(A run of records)
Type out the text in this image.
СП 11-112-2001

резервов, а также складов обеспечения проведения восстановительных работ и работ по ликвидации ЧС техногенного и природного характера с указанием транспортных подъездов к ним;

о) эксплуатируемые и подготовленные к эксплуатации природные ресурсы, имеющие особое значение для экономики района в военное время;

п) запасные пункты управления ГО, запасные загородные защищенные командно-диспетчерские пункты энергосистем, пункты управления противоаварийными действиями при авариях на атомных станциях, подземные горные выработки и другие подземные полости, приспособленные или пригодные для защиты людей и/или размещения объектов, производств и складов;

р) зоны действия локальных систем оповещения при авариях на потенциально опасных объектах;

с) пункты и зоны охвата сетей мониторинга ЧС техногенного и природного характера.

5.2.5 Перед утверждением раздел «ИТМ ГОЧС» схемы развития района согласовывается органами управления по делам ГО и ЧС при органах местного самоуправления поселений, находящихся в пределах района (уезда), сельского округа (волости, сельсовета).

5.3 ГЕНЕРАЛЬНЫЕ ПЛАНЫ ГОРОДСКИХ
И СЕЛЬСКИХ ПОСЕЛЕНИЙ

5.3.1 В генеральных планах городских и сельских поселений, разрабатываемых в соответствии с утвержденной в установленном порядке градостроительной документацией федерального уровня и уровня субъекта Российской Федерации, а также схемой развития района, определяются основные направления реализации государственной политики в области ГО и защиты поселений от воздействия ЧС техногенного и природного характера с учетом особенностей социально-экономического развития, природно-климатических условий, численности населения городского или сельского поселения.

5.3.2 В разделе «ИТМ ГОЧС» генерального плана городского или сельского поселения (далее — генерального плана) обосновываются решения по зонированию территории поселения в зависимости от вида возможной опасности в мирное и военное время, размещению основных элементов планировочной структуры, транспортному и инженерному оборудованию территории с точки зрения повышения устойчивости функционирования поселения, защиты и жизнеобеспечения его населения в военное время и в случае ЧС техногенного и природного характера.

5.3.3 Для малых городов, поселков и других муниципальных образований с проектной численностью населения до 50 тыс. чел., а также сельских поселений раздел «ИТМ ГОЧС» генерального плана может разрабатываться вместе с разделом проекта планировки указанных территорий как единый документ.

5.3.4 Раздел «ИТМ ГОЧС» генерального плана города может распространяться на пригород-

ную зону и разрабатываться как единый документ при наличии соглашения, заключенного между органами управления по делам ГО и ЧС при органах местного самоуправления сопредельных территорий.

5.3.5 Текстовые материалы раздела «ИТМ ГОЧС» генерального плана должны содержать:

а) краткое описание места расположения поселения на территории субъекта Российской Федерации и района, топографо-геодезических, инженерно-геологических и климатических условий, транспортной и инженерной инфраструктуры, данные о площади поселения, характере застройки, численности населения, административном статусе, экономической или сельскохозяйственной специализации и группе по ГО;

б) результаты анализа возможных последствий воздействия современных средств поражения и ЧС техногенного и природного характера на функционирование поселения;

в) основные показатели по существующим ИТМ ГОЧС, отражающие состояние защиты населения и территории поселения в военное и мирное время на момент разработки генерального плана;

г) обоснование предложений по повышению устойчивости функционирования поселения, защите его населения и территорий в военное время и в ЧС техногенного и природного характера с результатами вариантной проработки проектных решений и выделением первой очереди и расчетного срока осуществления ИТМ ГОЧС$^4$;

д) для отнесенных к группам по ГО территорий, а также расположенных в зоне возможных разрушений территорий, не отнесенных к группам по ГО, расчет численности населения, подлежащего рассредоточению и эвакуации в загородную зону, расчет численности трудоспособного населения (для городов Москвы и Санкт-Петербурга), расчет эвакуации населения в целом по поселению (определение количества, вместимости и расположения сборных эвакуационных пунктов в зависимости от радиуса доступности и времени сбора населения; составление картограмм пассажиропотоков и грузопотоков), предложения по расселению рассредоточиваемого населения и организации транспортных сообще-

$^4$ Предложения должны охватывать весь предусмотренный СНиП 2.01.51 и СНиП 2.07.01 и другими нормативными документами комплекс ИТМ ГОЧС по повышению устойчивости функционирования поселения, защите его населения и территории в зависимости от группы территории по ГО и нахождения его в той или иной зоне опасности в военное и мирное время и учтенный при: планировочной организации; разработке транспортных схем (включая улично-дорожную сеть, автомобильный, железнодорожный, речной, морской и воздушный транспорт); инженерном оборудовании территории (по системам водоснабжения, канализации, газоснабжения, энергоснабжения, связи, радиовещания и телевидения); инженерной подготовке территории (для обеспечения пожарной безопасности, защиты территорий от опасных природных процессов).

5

To be done: From the entries above, copy every line containing the word "климатических".

Response to this exercise:
5.3.1 В генеральных планах городских и сельских поселений, разрабатываемых в соответствии с утвержденной в установленном порядке градостроительной документацией федерального уровня и уровня субъекта Российской Федерации, а также схемой развития района, определяются основные направления реализации государственной политики в области ГО и защиты поселений от воздействия ЧС техногенного и природного характера с учетом особенностей социально-экономического развития, природно-климатических условий, численности населения городского или сельского поселения.
а) краткое описание места расположения поселения на территории субъекта Российской Федерации и района, топографо-геодезических, инженерно-геологических и климатических условий, транспортной и инженерной инфраструктуры, данные о площади поселения, характере застройки, численности населения, административном статусе, экономической или сельскохозяйственной специализации и группе по ГО;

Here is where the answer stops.